/---
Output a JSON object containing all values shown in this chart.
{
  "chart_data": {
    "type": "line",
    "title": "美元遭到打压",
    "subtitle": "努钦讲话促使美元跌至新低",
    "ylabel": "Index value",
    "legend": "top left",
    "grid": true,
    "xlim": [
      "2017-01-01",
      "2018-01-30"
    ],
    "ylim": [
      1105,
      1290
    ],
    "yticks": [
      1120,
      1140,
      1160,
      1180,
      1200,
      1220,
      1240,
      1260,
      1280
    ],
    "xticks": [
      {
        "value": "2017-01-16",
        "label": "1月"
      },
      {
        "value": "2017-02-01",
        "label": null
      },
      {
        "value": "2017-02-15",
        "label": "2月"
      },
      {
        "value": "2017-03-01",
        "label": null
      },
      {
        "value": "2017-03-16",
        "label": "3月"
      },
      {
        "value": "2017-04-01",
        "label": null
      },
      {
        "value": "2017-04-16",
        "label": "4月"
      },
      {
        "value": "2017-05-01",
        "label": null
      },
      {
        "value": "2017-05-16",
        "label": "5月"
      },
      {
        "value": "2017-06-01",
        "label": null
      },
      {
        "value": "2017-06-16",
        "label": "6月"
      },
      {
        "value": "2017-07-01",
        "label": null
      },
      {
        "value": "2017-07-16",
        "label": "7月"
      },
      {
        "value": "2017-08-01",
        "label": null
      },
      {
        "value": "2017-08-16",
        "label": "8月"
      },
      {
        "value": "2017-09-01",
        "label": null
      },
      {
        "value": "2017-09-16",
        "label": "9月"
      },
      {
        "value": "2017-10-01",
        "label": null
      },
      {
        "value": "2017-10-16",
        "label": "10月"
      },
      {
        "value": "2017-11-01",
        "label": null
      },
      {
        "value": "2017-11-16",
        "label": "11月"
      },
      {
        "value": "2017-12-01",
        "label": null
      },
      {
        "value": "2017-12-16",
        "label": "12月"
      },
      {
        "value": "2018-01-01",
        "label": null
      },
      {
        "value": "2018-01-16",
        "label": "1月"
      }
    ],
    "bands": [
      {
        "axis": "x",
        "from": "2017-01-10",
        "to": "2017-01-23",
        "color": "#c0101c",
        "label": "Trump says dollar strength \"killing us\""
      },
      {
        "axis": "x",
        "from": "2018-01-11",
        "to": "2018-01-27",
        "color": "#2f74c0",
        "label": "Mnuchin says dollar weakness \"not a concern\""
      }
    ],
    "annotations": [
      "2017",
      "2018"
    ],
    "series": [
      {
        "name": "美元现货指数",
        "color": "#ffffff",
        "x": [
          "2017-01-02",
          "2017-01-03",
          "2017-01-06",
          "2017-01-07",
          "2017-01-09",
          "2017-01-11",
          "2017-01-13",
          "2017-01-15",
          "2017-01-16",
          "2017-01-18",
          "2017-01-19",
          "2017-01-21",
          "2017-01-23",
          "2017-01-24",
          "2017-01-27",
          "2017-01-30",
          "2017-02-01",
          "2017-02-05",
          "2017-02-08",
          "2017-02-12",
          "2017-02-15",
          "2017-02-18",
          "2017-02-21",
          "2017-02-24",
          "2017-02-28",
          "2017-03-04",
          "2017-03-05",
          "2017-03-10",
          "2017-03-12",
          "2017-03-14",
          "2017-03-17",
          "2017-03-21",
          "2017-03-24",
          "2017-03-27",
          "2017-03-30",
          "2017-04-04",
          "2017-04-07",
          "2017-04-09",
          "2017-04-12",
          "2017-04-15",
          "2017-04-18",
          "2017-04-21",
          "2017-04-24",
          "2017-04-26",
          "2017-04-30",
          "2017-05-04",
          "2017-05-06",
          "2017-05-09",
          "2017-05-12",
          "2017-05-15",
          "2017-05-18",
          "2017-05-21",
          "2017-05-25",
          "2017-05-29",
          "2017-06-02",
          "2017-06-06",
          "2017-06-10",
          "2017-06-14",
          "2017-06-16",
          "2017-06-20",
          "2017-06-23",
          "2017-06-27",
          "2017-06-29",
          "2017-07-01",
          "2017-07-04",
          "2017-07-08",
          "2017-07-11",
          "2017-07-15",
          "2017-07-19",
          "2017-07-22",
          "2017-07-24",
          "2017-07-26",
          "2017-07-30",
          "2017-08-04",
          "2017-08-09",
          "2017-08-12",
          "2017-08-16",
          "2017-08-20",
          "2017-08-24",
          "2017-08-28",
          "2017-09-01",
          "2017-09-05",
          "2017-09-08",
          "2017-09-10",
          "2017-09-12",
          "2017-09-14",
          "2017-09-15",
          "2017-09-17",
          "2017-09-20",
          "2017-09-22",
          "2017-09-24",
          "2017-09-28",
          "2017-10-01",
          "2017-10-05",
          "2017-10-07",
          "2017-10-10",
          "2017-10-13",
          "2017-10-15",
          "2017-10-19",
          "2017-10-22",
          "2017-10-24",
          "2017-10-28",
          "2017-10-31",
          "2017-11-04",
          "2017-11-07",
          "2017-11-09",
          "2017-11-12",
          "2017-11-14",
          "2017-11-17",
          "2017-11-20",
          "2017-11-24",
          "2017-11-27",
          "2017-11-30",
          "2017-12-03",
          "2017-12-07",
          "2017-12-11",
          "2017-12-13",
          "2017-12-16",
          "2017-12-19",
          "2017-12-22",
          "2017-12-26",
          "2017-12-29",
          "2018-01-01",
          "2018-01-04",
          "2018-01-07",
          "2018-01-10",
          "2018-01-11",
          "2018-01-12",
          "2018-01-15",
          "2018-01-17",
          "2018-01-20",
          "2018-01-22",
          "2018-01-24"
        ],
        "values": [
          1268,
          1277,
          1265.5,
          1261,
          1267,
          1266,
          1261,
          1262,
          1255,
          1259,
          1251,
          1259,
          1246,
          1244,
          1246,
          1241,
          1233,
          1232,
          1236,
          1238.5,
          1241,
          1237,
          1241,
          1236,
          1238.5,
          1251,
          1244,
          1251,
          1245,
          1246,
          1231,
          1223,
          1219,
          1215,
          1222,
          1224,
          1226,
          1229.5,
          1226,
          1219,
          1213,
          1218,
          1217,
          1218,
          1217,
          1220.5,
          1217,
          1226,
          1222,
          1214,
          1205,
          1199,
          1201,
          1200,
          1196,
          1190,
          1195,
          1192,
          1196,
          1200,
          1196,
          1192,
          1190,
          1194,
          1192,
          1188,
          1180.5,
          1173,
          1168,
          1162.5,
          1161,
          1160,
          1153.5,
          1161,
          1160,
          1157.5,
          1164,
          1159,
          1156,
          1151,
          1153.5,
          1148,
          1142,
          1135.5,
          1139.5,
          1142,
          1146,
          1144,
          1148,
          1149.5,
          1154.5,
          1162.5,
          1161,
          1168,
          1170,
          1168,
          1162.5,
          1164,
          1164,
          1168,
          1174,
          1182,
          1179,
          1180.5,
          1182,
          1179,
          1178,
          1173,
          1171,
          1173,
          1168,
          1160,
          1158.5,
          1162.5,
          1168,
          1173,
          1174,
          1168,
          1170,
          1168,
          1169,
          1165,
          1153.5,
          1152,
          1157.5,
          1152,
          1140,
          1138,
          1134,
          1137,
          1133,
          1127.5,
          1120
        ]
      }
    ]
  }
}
\---
*SHORT TASK*
Retype all of the material above with every character intact.

*SOLUTION TO THE EXERCISE*
Output a JSON object containing all values shown in this chart.
{
  "chart_data": {
    "type": "line",
    "title": "美元遭到打压",
    "subtitle": "努钦讲话促使美元跌至新低",
    "ylabel": "Index value",
    "legend": "top left",
    "grid": true,
    "xlim": [
      "2017-01-01",
      "2018-01-30"
    ],
    "ylim": [
      1105,
      1290
    ],
    "yticks": [
      1120,
      1140,
      1160,
      1180,
      1200,
      1220,
      1240,
      1260,
      1280
    ],
    "xticks": [
      {
        "value": "2017-01-16",
        "label": "1月"
      },
      {
        "value": "2017-02-01",
        "label": null
      },
      {
        "value": "2017-02-15",
        "label": "2月"
      },
      {
        "value": "2017-03-01",
        "label": null
      },
      {
        "value": "2017-03-16",
        "label": "3月"
      },
      {
        "value": "2017-04-01",
        "label": null
      },
      {
        "value": "2017-04-16",
        "label": "4月"
      },
      {
        "value": "2017-05-01",
        "label": null
      },
      {
        "value": "2017-05-16",
        "label": "5月"
      },
      {
        "value": "2017-06-01",
        "label": null
      },
      {
        "value": "2017-06-16",
        "label": "6月"
      },
      {
        "value": "2017-07-01",
        "label": null
      },
      {
        "value": "2017-07-16",
        "label": "7月"
      },
      {
        "value": "2017-08-01",
        "label": null
      },
      {
        "value": "2017-08-16",
        "label": "8月"
      },
      {
        "value": "2017-09-01",
        "label": null
      },
      {
        "value": "2017-09-16",
        "label": "9月"
      },
      {
        "value": "2017-10-01",
        "label": null
      },
      {
        "value": "2017-10-16",
        "label": "10月"
      },
      {
        "value": "2017-11-01",
        "label": null
      },
      {
        "value": "2017-11-16",
        "label": "11月"
      },
      {
        "value": "2017-12-01",
        "label": null
      },
      {
        "value": "2017-12-16",
        "label": "12月"
      },
      {
        "value": "2018-01-01",
        "label": null
      },
      {
        "value": "2018-01-16",
        "label": "1月"
      }
    ],
    "bands": [
      {
        "axis": "x",
        "from": "2017-01-10",
        "to": "2017-01-23",
        "color": "#c0101c",
        "label": "Trump says dollar strength \"killing us\""
      },
      {
        "axis": "x",
        "from": "2018-01-11",
        "to": "2018-01-27",
        "color": "#2f74c0",
        "label": "Mnuchin says dollar weakness \"not a concern\""
      }
    ],
    "annotations": [
      "2017",
      "2018"
    ],
    "series": [
      {
        "name": "美元现货指数",
        "color": "#ffffff",
        "x": [
          "2017-01-02",
          "2017-01-03",
          "2017-01-06",
          "2017-01-07",
          "2017-01-09",
          "2017-01-11",
          "2017-01-13",
          "2017-01-15",
          "2017-01-16",
          "2017-01-18",
          "2017-01-19",
          "2017-01-21",
          "2017-01-23",
          "2017-01-24",
          "2017-01-27",
          "2017-01-30",
          "2017-02-01",
          "2017-02-05",
          "2017-02-08",
          "2017-02-12",
          "2017-02-15",
          "2017-02-18",
          "2017-02-21",
          "2017-02-24",
          "2017-02-28",
          "2017-03-04",
          "2017-03-05",
          "2017-03-10",
          "2017-03-12",
          "2017-03-14",
          "2017-03-17",
          "2017-03-21",
          "2017-03-24",
          "2017-03-27",
          "2017-03-30",
          "2017-04-04",
          "2017-04-07",
          "2017-04-09",
          "2017-04-12",
          "2017-04-15",
          "2017-04-18",
          "2017-04-21",
          "2017-04-24",
          "2017-04-26",
          "2017-04-30",
          "2017-05-04",
          "2017-05-06",
          "2017-05-09",
          "2017-05-12",
          "2017-05-15",
          "2017-05-18",
          "2017-05-21",
          "2017-05-25",
          "2017-05-29",
          "2017-06-02",
          "2017-06-06",
          "2017-06-10",
          "2017-06-14",
          "2017-06-16",
          "2017-06-20",
          "2017-06-23",
          "2017-06-27",
          "2017-06-29",
          "2017-07-01",
          "2017-07-04",
          "2017-07-08",
          "2017-07-11",
          "2017-07-15",
          "2017-07-19",
          "2017-07-22",
          "2017-07-24",
          "2017-07-26",
          "2017-07-30",
          "2017-08-04",
          "2017-08-09",
          "2017-08-12",
          "2017-08-16",
          "2017-08-20",
          "2017-08-24",
          "2017-08-28",
          "2017-09-01",
          "2017-09-05",
          "2017-09-08",
          "2017-09-10",
          "2017-09-12",
          "2017-09-14",
          "2017-09-15",
          "2017-09-17",
          "2017-09-20",
          "2017-09-22",
          "2017-09-24",
          "2017-09-28",
          "2017-10-01",
          "2017-10-05",
          "2017-10-07",
          "2017-10-10",
          "2017-10-13",
          "2017-10-15",
          "2017-10-19",
          "2017-10-22",
          "2017-10-24",
          "2017-10-28",
          "2017-10-31",
          "2017-11-04",
          "2017-11-07",
          "2017-11-09",
          "2017-11-12",
          "2017-11-14",
          "2017-11-17",
          "2017-11-20",
          "2017-11-24",
          "2017-11-27",
          "2017-11-30",
          "2017-12-03",
          "2017-12-07",
          "2017-12-11",
          "2017-12-13",
          "2017-12-16",
          "2017-12-19",
          "2017-12-22",
          "2017-12-26",
          "2017-12-29",
          "2018-01-01",
          "2018-01-04",
          "2018-01-07",
          "2018-01-10",
          "2018-01-11",
          "2018-01-12",
          "2018-01-15",
          "2018-01-17",
          "2018-01-20",
          "2018-01-22",
          "2018-01-24"
        ],
        "values": [
          1268,
          1277,
          1265.5,
          1261,
          1267,
          1266,
          1261,
          1262,
          1255,
          1259,
          1251,
          1259,
          1246,
          1244,
          1246,
          1241,
          1233,
          1232,
          1236,
          1238.5,
          1241,
          1237,
          1241,
          1236,
          1238.5,
          1251,
          1244,
          1251,
          1245,
          1246,
          1231,
          1223,
          1219,
          1215,
          1222,
          1224,
          1226,
          1229.5,
          1226,
          1219,
          1213,
          1218,
          1217,
          1218,
          1217,
          1220.5,
          1217,
          1226,
          1222,
          1214,
          1205,
          1199,
          1201,
          1200,
          1196,
          1190,
          1195,
          1192,
          1196,
          1200,
          1196,
          1192,
          1190,
          1194,
          1192,
          1188,
          1180.5,
          1173,
          1168,
          1162.5,
          1161,
          1160,
          1153.5,
          1161,
          1160,
          1157.5,
          1164,
          1159,
          1156,
          1151,
          1153.5,
          1148,
          1142,
          1135.5,
          1139.5,
          1142,
          1146,
          1144,
          1148,
          1149.5,
          1154.5,
          1162.5,
          1161,
          1168,
          1170,
          1168,
          1162.5,
          1164,
          1164,
          1168,
          1174,
          1182,
          1179,
          1180.5,
          1182,
          1179,
          1178,
          1173,
          1171,
          1173,
          1168,
          1160,
          1158.5,
          1162.5,
          1168,
          1173,
          1174,
          1168,
          1170,
          1168,
          1169,
          1165,
          1153.5,
          1152,
          1157.5,
          1152,
          1140,
          1138,
          1134,
          1137,
          1133,
          1127.5,
          1120
        ]
      }
    ]
  }
}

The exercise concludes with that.